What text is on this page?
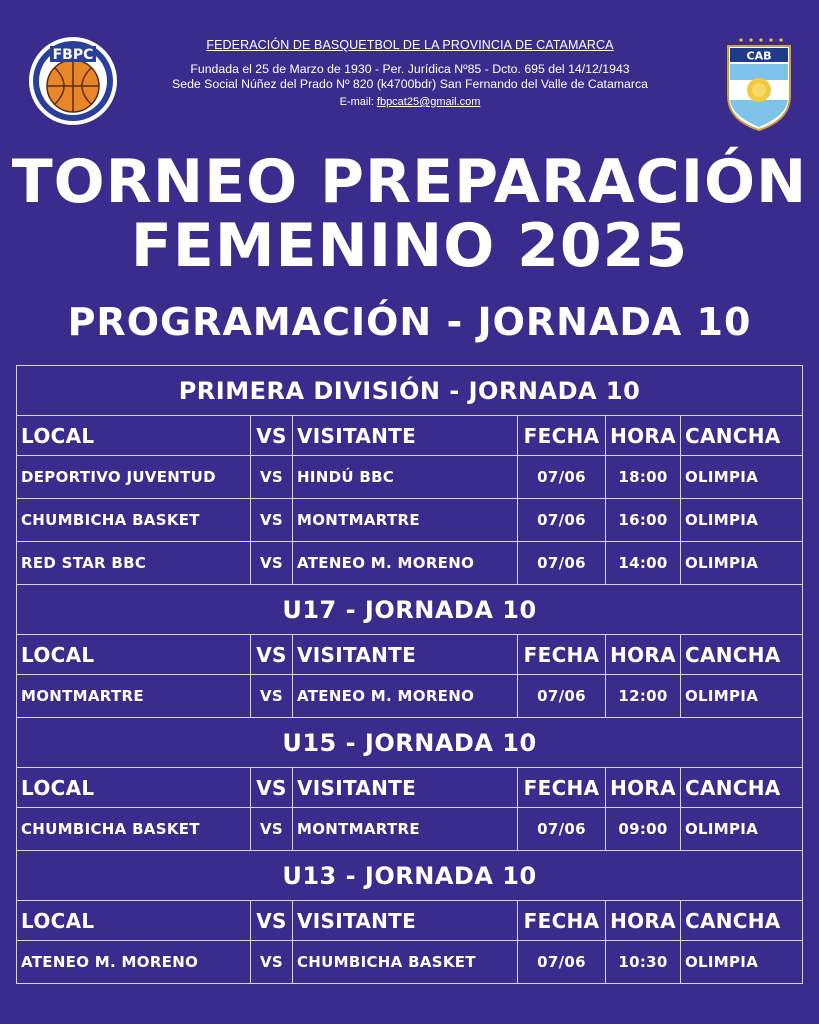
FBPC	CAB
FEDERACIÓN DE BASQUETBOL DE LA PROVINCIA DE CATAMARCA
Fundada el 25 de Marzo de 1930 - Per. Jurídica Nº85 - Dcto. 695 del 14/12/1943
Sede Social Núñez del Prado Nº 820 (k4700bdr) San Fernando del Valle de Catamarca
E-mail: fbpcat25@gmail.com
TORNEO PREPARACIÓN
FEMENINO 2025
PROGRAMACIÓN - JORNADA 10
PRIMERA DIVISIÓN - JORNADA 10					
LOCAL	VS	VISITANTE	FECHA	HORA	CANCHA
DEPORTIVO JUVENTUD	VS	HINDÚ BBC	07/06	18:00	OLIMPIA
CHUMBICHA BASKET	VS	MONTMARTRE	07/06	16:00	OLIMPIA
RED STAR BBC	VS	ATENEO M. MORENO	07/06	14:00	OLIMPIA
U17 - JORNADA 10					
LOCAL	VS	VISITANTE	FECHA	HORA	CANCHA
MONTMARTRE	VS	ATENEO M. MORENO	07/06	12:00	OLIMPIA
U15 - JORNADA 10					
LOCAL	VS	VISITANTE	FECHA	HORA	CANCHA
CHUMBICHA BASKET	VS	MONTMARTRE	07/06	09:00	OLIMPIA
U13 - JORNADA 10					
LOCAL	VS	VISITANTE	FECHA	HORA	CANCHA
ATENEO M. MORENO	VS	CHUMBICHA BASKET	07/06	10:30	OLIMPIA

◇ ◇ ◇ ◇ ◇

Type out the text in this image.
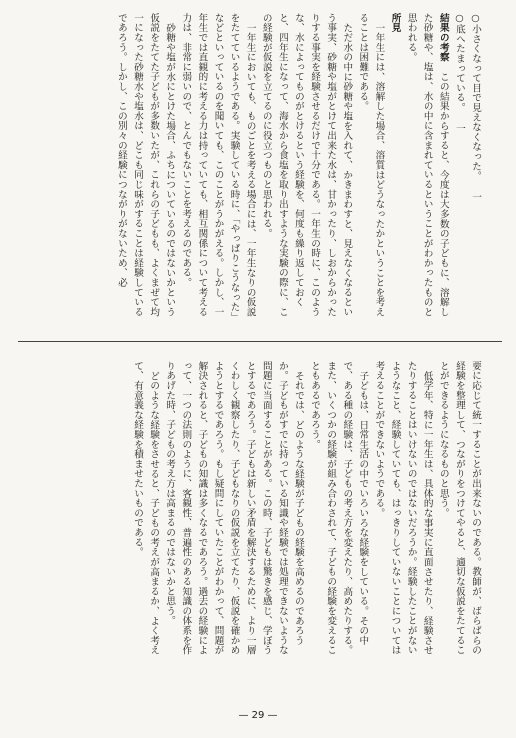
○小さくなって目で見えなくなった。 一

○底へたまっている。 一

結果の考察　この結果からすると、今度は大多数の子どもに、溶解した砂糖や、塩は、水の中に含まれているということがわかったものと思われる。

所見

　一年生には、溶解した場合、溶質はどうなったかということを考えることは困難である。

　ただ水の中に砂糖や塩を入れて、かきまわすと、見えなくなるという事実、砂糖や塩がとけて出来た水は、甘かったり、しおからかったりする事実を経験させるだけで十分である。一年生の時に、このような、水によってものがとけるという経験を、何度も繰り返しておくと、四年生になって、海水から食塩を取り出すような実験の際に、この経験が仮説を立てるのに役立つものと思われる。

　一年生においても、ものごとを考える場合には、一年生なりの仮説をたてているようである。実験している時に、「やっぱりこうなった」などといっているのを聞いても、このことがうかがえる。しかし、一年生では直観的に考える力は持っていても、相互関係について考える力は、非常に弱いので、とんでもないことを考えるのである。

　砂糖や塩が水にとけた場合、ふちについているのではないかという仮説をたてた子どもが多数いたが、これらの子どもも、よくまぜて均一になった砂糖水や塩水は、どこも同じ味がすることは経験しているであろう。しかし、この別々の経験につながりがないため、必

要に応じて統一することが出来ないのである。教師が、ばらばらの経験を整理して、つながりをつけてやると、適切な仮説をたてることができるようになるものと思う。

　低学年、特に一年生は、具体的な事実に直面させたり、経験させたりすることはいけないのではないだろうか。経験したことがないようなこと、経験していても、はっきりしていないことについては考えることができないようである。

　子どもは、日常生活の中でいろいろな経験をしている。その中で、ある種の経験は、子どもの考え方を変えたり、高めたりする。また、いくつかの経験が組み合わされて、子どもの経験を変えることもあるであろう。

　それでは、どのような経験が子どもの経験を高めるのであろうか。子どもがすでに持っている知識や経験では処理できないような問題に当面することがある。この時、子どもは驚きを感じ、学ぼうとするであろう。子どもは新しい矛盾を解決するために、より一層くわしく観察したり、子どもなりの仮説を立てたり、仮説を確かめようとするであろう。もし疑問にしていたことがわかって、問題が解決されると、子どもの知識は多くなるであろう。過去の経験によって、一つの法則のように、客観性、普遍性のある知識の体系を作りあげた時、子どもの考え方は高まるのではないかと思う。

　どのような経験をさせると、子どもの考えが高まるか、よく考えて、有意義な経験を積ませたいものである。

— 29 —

◇ ◇ ◇ ◇ ◇

Find every line holding the word "JORNADA"; give their count and nothing else.

Answer to this task:
5